# Material provided

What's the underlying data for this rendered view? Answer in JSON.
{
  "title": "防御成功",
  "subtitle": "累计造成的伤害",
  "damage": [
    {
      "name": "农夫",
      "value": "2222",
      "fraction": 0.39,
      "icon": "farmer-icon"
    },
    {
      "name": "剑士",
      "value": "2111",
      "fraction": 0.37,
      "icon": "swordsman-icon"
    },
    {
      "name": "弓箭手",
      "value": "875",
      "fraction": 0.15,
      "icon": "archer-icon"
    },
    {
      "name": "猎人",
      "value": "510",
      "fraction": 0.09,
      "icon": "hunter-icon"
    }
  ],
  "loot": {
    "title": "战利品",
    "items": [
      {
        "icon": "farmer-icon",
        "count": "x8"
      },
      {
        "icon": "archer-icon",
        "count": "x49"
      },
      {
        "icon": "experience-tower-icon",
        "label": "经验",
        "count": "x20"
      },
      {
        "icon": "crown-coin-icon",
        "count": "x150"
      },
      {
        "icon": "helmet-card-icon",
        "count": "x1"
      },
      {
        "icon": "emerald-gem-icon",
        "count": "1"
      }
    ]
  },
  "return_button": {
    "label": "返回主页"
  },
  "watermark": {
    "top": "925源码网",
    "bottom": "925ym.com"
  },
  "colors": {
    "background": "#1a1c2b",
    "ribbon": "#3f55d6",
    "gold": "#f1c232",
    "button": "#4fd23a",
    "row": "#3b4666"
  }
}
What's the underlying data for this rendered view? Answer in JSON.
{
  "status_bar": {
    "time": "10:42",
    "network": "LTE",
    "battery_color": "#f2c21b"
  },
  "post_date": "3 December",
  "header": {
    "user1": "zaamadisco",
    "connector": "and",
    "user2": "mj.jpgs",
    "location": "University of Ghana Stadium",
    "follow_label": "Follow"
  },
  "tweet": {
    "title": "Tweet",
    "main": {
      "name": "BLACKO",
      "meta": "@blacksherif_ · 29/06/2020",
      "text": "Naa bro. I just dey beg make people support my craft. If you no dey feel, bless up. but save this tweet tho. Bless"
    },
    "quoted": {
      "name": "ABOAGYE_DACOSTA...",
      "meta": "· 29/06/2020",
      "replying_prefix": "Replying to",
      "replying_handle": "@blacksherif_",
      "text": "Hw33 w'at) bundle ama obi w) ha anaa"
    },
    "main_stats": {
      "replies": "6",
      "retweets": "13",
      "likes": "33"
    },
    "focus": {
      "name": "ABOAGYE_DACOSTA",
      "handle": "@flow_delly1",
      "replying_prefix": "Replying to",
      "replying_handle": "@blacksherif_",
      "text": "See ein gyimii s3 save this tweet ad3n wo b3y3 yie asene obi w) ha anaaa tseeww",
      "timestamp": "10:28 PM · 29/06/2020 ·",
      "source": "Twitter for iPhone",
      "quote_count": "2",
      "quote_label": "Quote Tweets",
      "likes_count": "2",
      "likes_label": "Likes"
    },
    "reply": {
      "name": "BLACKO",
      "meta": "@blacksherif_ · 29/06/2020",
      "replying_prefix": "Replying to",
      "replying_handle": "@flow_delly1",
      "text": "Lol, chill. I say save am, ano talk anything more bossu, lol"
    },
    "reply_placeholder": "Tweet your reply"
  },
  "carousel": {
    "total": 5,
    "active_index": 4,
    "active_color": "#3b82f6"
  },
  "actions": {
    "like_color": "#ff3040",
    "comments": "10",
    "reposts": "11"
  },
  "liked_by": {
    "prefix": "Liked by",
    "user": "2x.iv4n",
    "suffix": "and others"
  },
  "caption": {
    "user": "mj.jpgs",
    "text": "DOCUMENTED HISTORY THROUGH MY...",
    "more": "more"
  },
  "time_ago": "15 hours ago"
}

# Description of the task
Go through the records and print each one exactly.

# Complete response
What's the underlying data for this rendered view? Answer in JSON.
{
  "title": "防御成功",
  "subtitle": "累计造成的伤害",
  "damage": [
    {
      "name": "农夫",
      "value": "2222",
      "fraction": 0.39,
      "icon": "farmer-icon"
    },
    {
      "name": "剑士",
      "value": "2111",
      "fraction": 0.37,
      "icon": "swordsman-icon"
    },
    {
      "name": "弓箭手",
      "value": "875",
      "fraction": 0.15,
      "icon": "archer-icon"
    },
    {
      "name": "猎人",
      "value": "510",
      "fraction": 0.09,
      "icon": "hunter-icon"
    }
  ],
  "loot": {
    "title": "战利品",
    "items": [
      {
        "icon": "farmer-icon",
        "count": "x8"
      },
      {
        "icon": "archer-icon",
        "count": "x49"
      },
      {
        "icon": "experience-tower-icon",
        "label": "经验",
        "count": "x20"
      },
      {
        "icon": "crown-coin-icon",
        "count": "x150"
      },
      {
        "icon": "helmet-card-icon",
        "count": "x1"
      },
      {
        "icon": "emerald-gem-icon",
        "count": "1"
      }
    ]
  },
  "return_button": {
    "label": "返回主页"
  },
  "watermark": {
    "top": "925源码网",
    "bottom": "925ym.com"
  },
  "colors": {
    "background": "#1a1c2b",
    "ribbon": "#3f55d6",
    "gold": "#f1c232",
    "button": "#4fd23a",
    "row": "#3b4666"
  }
}
What's the underlying data for this rendered view? Answer in JSON.
{
  "status_bar": {
    "time": "10:42",
    "network": "LTE",
    "battery_color": "#f2c21b"
  },
  "post_date": "3 December",
  "header": {
    "user1": "zaamadisco",
    "connector": "and",
    "user2": "mj.jpgs",
    "location": "University of Ghana Stadium",
    "follow_label": "Follow"
  },
  "tweet": {
    "title": "Tweet",
    "main": {
      "name": "BLACKO",
      "meta": "@blacksherif_ · 29/06/2020",
      "text": "Naa bro. I just dey beg make people support my craft. If you no dey feel, bless up. but save this tweet tho. Bless"
    },
    "quoted": {
      "name": "ABOAGYE_DACOSTA...",
      "meta": "· 29/06/2020",
      "replying_prefix": "Replying to",
      "replying_handle": "@blacksherif_",
      "text": "Hw33 w'at) bundle ama obi w) ha anaa"
    },
    "main_stats": {
      "replies": "6",
      "retweets": "13",
      "likes": "33"
    },
    "focus": {
      "name": "ABOAGYE_DACOSTA",
      "handle": "@flow_delly1",
      "replying_prefix": "Replying to",
      "replying_handle": "@blacksherif_",
      "text": "See ein gyimii s3 save this tweet ad3n wo b3y3 yie asene obi w) ha anaaa tseeww",
      "timestamp": "10:28 PM · 29/06/2020 ·",
      "source": "Twitter for iPhone",
      "quote_count": "2",
      "quote_label": "Quote Tweets",
      "likes_count": "2",
      "likes_label": "Likes"
    },
    "reply": {
      "name": "BLACKO",
      "meta": "@blacksherif_ · 29/06/2020",
      "replying_prefix": "Replying to",
      "replying_handle": "@flow_delly1",
      "text": "Lol, chill. I say save am, ano talk anything more bossu, lol"
    },
    "reply_placeholder": "Tweet your reply"
  },
  "carousel": {
    "total": 5,
    "active_index": 4,
    "active_color": "#3b82f6"
  },
  "actions": {
    "like_color": "#ff3040",
    "comments": "10",
    "reposts": "11"
  },
  "liked_by": {
    "prefix": "Liked by",
    "user": "2x.iv4n",
    "suffix": "and others"
  },
  "caption": {
    "user": "mj.jpgs",
    "text": "DOCUMENTED HISTORY THROUGH MY...",
    "more": "more"
  },
  "time_ago": "15 hours ago"
}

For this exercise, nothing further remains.